JOB = Output all of the data below exactly as given.

Part of a data file:
........

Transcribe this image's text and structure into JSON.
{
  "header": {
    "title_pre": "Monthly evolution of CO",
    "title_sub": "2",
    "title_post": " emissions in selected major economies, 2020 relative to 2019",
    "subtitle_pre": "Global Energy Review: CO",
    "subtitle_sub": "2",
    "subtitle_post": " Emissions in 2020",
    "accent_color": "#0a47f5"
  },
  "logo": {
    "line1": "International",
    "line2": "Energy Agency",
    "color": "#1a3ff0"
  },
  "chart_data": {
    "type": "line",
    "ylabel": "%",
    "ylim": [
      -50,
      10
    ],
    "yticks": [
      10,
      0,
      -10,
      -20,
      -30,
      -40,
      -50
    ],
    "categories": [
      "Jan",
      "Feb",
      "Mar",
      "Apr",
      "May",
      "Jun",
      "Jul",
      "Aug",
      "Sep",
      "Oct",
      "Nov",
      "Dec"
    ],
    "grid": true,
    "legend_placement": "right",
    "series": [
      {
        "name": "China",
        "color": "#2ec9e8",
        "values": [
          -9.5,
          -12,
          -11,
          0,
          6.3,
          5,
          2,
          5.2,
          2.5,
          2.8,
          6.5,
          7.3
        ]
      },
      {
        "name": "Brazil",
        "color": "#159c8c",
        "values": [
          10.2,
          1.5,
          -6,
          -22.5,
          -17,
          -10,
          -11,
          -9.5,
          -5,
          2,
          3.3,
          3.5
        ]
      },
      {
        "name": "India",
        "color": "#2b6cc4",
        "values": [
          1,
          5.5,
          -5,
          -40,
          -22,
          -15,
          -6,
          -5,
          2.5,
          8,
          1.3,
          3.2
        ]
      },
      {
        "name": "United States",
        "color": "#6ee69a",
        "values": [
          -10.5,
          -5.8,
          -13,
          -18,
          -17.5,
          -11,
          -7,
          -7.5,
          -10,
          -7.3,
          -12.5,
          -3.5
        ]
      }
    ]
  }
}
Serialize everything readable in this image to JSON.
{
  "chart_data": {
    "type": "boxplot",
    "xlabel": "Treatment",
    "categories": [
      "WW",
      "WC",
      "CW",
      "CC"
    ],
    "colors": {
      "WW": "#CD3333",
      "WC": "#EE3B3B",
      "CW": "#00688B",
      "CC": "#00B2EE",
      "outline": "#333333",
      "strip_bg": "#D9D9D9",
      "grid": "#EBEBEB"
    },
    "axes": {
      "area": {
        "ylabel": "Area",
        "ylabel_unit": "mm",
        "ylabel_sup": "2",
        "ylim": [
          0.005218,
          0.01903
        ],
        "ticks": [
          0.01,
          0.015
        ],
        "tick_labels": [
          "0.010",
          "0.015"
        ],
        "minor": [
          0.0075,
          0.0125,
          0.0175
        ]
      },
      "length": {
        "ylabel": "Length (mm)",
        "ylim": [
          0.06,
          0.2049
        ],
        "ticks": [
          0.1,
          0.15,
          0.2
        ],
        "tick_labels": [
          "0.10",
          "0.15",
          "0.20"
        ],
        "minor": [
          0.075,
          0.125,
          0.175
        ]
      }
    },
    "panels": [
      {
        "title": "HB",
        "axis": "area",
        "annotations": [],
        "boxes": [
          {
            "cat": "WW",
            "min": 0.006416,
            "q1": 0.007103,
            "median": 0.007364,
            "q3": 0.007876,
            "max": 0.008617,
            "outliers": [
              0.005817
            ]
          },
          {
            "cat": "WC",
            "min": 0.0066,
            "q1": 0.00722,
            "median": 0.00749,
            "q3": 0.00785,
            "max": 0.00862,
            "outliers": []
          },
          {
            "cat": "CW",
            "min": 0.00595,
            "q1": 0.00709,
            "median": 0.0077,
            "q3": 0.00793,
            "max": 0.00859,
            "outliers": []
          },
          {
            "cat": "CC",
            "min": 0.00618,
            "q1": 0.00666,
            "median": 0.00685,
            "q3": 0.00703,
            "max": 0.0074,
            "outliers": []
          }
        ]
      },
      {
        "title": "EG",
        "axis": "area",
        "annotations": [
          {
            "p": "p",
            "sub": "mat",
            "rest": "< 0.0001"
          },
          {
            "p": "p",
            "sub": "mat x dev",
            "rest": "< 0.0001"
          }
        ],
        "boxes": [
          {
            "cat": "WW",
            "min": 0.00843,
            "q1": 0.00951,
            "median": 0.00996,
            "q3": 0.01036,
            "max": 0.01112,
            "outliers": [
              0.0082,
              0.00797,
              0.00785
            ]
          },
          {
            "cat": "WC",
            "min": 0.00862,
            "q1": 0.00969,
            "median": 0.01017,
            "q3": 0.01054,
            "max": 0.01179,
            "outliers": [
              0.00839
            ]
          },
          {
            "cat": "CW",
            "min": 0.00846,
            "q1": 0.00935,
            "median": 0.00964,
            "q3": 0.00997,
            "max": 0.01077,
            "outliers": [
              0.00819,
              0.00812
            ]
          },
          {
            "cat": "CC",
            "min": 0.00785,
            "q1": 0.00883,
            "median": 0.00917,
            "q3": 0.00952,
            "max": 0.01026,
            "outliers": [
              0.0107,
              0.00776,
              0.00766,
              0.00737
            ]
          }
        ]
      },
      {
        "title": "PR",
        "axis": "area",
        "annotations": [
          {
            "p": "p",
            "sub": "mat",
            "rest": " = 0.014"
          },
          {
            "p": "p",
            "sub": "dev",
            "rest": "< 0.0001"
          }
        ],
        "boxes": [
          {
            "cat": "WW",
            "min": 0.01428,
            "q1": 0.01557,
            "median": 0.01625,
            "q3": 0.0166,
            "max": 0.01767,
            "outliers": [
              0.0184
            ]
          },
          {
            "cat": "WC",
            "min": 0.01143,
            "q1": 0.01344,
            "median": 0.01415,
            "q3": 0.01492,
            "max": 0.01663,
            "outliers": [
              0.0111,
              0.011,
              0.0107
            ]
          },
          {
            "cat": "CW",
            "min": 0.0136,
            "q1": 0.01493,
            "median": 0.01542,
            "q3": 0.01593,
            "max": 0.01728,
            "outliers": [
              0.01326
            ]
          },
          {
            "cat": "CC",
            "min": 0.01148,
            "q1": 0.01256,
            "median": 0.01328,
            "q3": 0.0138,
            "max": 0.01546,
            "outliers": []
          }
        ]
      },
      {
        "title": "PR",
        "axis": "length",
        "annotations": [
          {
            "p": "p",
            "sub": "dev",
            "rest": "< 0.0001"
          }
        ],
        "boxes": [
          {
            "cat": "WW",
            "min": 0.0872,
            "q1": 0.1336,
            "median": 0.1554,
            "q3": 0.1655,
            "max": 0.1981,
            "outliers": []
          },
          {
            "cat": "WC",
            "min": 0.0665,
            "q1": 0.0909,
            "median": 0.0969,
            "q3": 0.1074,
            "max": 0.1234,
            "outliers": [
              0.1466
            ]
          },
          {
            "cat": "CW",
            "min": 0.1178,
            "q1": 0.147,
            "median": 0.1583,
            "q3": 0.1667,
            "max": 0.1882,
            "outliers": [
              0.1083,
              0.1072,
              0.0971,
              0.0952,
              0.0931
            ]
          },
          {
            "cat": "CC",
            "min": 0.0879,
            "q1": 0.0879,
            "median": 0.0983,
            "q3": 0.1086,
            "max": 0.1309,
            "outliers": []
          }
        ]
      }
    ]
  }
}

........

EXERCISE OUTPUT =
Transcribe this image's text and structure into JSON.
{
  "header": {
    "title_pre": "Monthly evolution of CO",
    "title_sub": "2",
    "title_post": " emissions in selected major economies, 2020 relative to 2019",
    "subtitle_pre": "Global Energy Review: CO",
    "subtitle_sub": "2",
    "subtitle_post": " Emissions in 2020",
    "accent_color": "#0a47f5"
  },
  "logo": {
    "line1": "International",
    "line2": "Energy Agency",
    "color": "#1a3ff0"
  },
  "chart_data": {
    "type": "line",
    "ylabel": "%",
    "ylim": [
      -50,
      10
    ],
    "yticks": [
      10,
      0,
      -10,
      -20,
      -30,
      -40,
      -50
    ],
    "categories": [
      "Jan",
      "Feb",
      "Mar",
      "Apr",
      "May",
      "Jun",
      "Jul",
      "Aug",
      "Sep",
      "Oct",
      "Nov",
      "Dec"
    ],
    "grid": true,
    "legend_placement": "right",
    "series": [
      {
        "name": "China",
        "color": "#2ec9e8",
        "values": [
          -9.5,
          -12,
          -11,
          0,
          6.3,
          5,
          2,
          5.2,
          2.5,
          2.8,
          6.5,
          7.3
        ]
      },
      {
        "name": "Brazil",
        "color": "#159c8c",
        "values": [
          10.2,
          1.5,
          -6,
          -22.5,
          -17,
          -10,
          -11,
          -9.5,
          -5,
          2,
          3.3,
          3.5
        ]
      },
      {
        "name": "India",
        "color": "#2b6cc4",
        "values": [
          1,
          5.5,
          -5,
          -40,
          -22,
          -15,
          -6,
          -5,
          2.5,
          8,
          1.3,
          3.2
        ]
      },
      {
        "name": "United States",
        "color": "#6ee69a",
        "values": [
          -10.5,
          -5.8,
          -13,
          -18,
          -17.5,
          -11,
          -7,
          -7.5,
          -10,
          -7.3,
          -12.5,
          -3.5
        ]
      }
    ]
  }
}
Serialize everything readable in this image to JSON.
{
  "chart_data": {
    "type": "boxplot",
    "xlabel": "Treatment",
    "categories": [
      "WW",
      "WC",
      "CW",
      "CC"
    ],
    "colors": {
      "WW": "#CD3333",
      "WC": "#EE3B3B",
      "CW": "#00688B",
      "CC": "#00B2EE",
      "outline": "#333333",
      "strip_bg": "#D9D9D9",
      "grid": "#EBEBEB"
    },
    "axes": {
      "area": {
        "ylabel": "Area",
        "ylabel_unit": "mm",
        "ylabel_sup": "2",
        "ylim": [
          0.005218,
          0.01903
        ],
        "ticks": [
          0.01,
          0.015
        ],
        "tick_labels": [
          "0.010",
          "0.015"
        ],
        "minor": [
          0.0075,
          0.0125,
          0.0175
        ]
      },
      "length": {
        "ylabel": "Length (mm)",
        "ylim": [
          0.06,
          0.2049
        ],
        "ticks": [
          0.1,
          0.15,
          0.2
        ],
        "tick_labels": [
          "0.10",
          "0.15",
          "0.20"
        ],
        "minor": [
          0.075,
          0.125,
          0.175
        ]
      }
    },
    "panels": [
      {
        "title": "HB",
        "axis": "area",
        "annotations": [],
        "boxes": [
          {
            "cat": "WW",
            "min": 0.006416,
            "q1": 0.007103,
            "median": 0.007364,
            "q3": 0.007876,
            "max": 0.008617,
            "outliers": [
              0.005817
            ]
          },
          {
            "cat": "WC",
            "min": 0.0066,
            "q1": 0.00722,
            "median": 0.00749,
            "q3": 0.00785,
            "max": 0.00862,
            "outliers": []
          },
          {
            "cat": "CW",
            "min": 0.00595,
            "q1": 0.00709,
            "median": 0.0077,
            "q3": 0.00793,
            "max": 0.00859,
            "outliers": []
          },
          {
            "cat": "CC",
            "min": 0.00618,
            "q1": 0.00666,
            "median": 0.00685,
            "q3": 0.00703,
            "max": 0.0074,
            "outliers": []
          }
        ]
      },
      {
        "title": "EG",
        "axis": "area",
        "annotations": [
          {
            "p": "p",
            "sub": "mat",
            "rest": "< 0.0001"
          },
          {
            "p": "p",
            "sub": "mat x dev",
            "rest": "< 0.0001"
          }
        ],
        "boxes": [
          {
            "cat": "WW",
            "min": 0.00843,
            "q1": 0.00951,
            "median": 0.00996,
            "q3": 0.01036,
            "max": 0.01112,
            "outliers": [
              0.0082,
              0.00797,
              0.00785
            ]
          },
          {
            "cat": "WC",
            "min": 0.00862,
            "q1": 0.00969,
            "median": 0.01017,
            "q3": 0.01054,
            "max": 0.01179,
            "outliers": [
              0.00839
            ]
          },
          {
            "cat": "CW",
            "min": 0.00846,
            "q1": 0.00935,
            "median": 0.00964,
            "q3": 0.00997,
            "max": 0.01077,
            "outliers": [
              0.00819,
              0.00812
            ]
          },
          {
            "cat": "CC",
            "min": 0.00785,
            "q1": 0.00883,
            "median": 0.00917,
            "q3": 0.00952,
            "max": 0.01026,
            "outliers": [
              0.0107,
              0.00776,
              0.00766,
              0.00737
            ]
          }
        ]
      },
      {
        "title": "PR",
        "axis": "area",
        "annotations": [
          {
            "p": "p",
            "sub": "mat",
            "rest": " = 0.014"
          },
          {
            "p": "p",
            "sub": "dev",
            "rest": "< 0.0001"
          }
        ],
        "boxes": [
          {
            "cat": "WW",
            "min": 0.01428,
            "q1": 0.01557,
            "median": 0.01625,
            "q3": 0.0166,
            "max": 0.01767,
            "outliers": [
              0.0184
            ]
          },
          {
            "cat": "WC",
            "min": 0.01143,
            "q1": 0.01344,
            "median": 0.01415,
            "q3": 0.01492,
            "max": 0.01663,
            "outliers": [
              0.0111,
              0.011,
              0.0107
            ]
          },
          {
            "cat": "CW",
            "min": 0.0136,
            "q1": 0.01493,
            "median": 0.01542,
            "q3": 0.01593,
            "max": 0.01728,
            "outliers": [
              0.01326
            ]
          },
          {
            "cat": "CC",
            "min": 0.01148,
            "q1": 0.01256,
            "median": 0.01328,
            "q3": 0.0138,
            "max": 0.01546,
            "outliers": []
          }
        ]
      },
      {
        "title": "PR",
        "axis": "length",
        "annotations": [
          {
            "p": "p",
            "sub": "dev",
            "rest": "< 0.0001"
          }
        ],
        "boxes": [
          {
            "cat": "WW",
            "min": 0.0872,
            "q1": 0.1336,
            "median": 0.1554,
            "q3": 0.1655,
            "max": 0.1981,
            "outliers": []
          },
          {
            "cat": "WC",
            "min": 0.0665,
            "q1": 0.0909,
            "median": 0.0969,
            "q3": 0.1074,
            "max": 0.1234,
            "outliers": [
              0.1466
            ]
          },
          {
            "cat": "CW",
            "min": 0.1178,
            "q1": 0.147,
            "median": 0.1583,
            "q3": 0.1667,
            "max": 0.1882,
            "outliers": [
              0.1083,
              0.1072,
              0.0971,
              0.0952,
              0.0931
            ]
          },
          {
            "cat": "CC",
            "min": 0.0879,
            "q1": 0.0879,
            "median": 0.0983,
            "q3": 0.1086,
            "max": 0.1309,
            "outliers": []
          }
        ]
      }
    ]
  }
}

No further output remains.